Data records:
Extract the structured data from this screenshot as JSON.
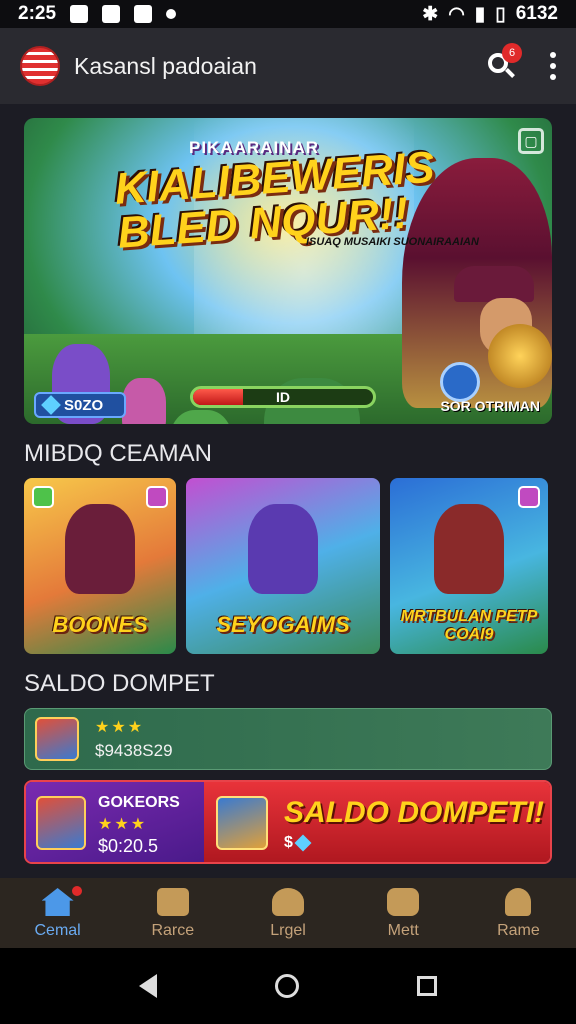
{
  "status_bar": {
    "time": "2:25",
    "battery_time": "6132"
  },
  "app_bar": {
    "title": "Kasansl padoaian",
    "notification_count": "6"
  },
  "hero": {
    "subtitle": "PIKAARAINAR",
    "title": "KIALIBEWERIS BLED NQUR!!",
    "tagline": "ISUAQ MUSAIKI SUONAIRAAIAN",
    "chip_value": "S0ZO",
    "progress_label": "ID",
    "progress_fraction": 0.28,
    "brand": "SOR OTRIMAN"
  },
  "section_games": {
    "title": "MIBDQ CEAMAN"
  },
  "games": [
    {
      "label": "BOONES"
    },
    {
      "label": "SEYOGAIMS"
    },
    {
      "label": "MRTBULAN PETP COAI9"
    }
  ],
  "section_wallet": {
    "title": "SALDO DOMPET"
  },
  "wallet_card_1": {
    "stars": "★★★",
    "amount": "$9438S29"
  },
  "wallet_card_2": {
    "name": "GOKEORS",
    "stars": "★★★",
    "amount": "$0:20.5",
    "title": "SALDO DOMPETI!",
    "small": "$"
  },
  "bottom_nav": [
    {
      "label": "Cemal"
    },
    {
      "label": "Rarce"
    },
    {
      "label": "Lrgel"
    },
    {
      "label": "Mett"
    },
    {
      "label": "Rame"
    }
  ]
}
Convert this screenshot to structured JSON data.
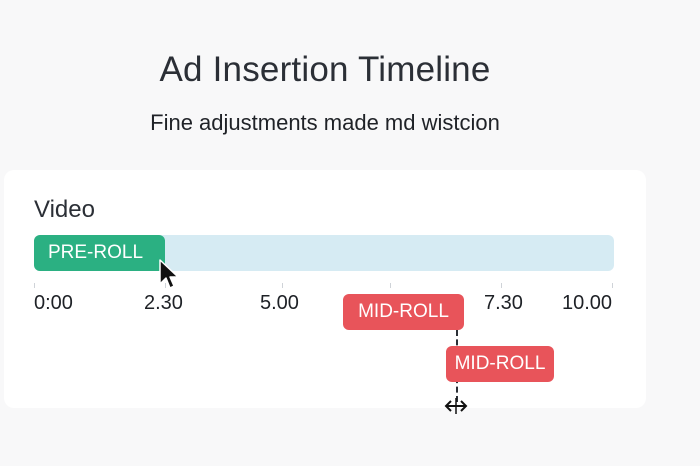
{
  "header": {
    "title": "Ad Insertion Timeline",
    "subtitle": "Fine adjustments made md wistcion"
  },
  "timeline": {
    "track_label": "Video",
    "ticks": [
      "0:00",
      "2.30",
      "5.00",
      "7.30",
      "10.00"
    ],
    "segments": {
      "pre_roll": "PRE-ROLL",
      "mid_roll_primary": "MID-ROLL",
      "mid_roll_dragging": "MID-ROLL"
    }
  },
  "icons": {
    "cursor": "arrow-pointer-icon",
    "resize": "horizontal-resize-icon"
  },
  "colors": {
    "pre_roll": "#2bb082",
    "mid_roll": "#e8545a",
    "track": "#d6ebf3",
    "background": "#f8f8f9",
    "card": "#ffffff"
  }
}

PROBLEM DETAILS:
In the copy, include all records verbatim but no images.

RESPONSE TO THIS EXERCISE:
Extract the structured data from this screenshot as JSON.
{
  "status_bar": {
    "time": "2:25",
    "battery_time": "6132"
  },
  "app_bar": {
    "title": "Kasansl padoaian",
    "notification_count": "6"
  },
  "hero": {
    "subtitle": "PIKAARAINAR",
    "title": "KIALIBEWERIS BLED NQUR!!",
    "tagline": "ISUAQ MUSAIKI SUONAIRAAIAN",
    "chip_value": "S0ZO",
    "progress_label": "ID",
    "progress_fraction": 0.28,
    "brand": "SOR OTRIMAN"
  },
  "section_games": {
    "title": "MIBDQ CEAMAN"
  },
  "games": [
    {
      "label": "BOONES"
    },
    {
      "label": "SEYOGAIMS"
    },
    {
      "label": "MRTBULAN PETP COAI9"
    }
  ],
  "section_wallet": {
    "title": "SALDO DOMPET"
  },
  "wallet_card_1": {
    "stars": "★★★",
    "amount": "$9438S29"
  },
  "wallet_card_2": {
    "name": "GOKEORS",
    "stars": "★★★",
    "amount": "$0:20.5",
    "title": "SALDO DOMPETI!",
    "small": "$"
  },
  "bottom_nav": [
    {
      "label": "Cemal"
    },
    {
      "label": "Rarce"
    },
    {
      "label": "Lrgel"
    },
    {
      "label": "Mett"
    },
    {
      "label": "Rame"
    }
  ]
}
Convert this screenshot to structured JSON data.
{
  "header": {
    "title": "Ad Insertion Timeline",
    "subtitle": "Fine adjustments made md wistcion"
  },
  "timeline": {
    "track_label": "Video",
    "ticks": [
      "0:00",
      "2.30",
      "5.00",
      "7.30",
      "10.00"
    ],
    "segments": {
      "pre_roll": "PRE-ROLL",
      "mid_roll_primary": "MID-ROLL",
      "mid_roll_dragging": "MID-ROLL"
    }
  },
  "icons": {
    "cursor": "arrow-pointer-icon",
    "resize": "horizontal-resize-icon"
  },
  "colors": {
    "pre_roll": "#2bb082",
    "mid_roll": "#e8545a",
    "track": "#d6ebf3",
    "background": "#f8f8f9",
    "card": "#ffffff"
  }
}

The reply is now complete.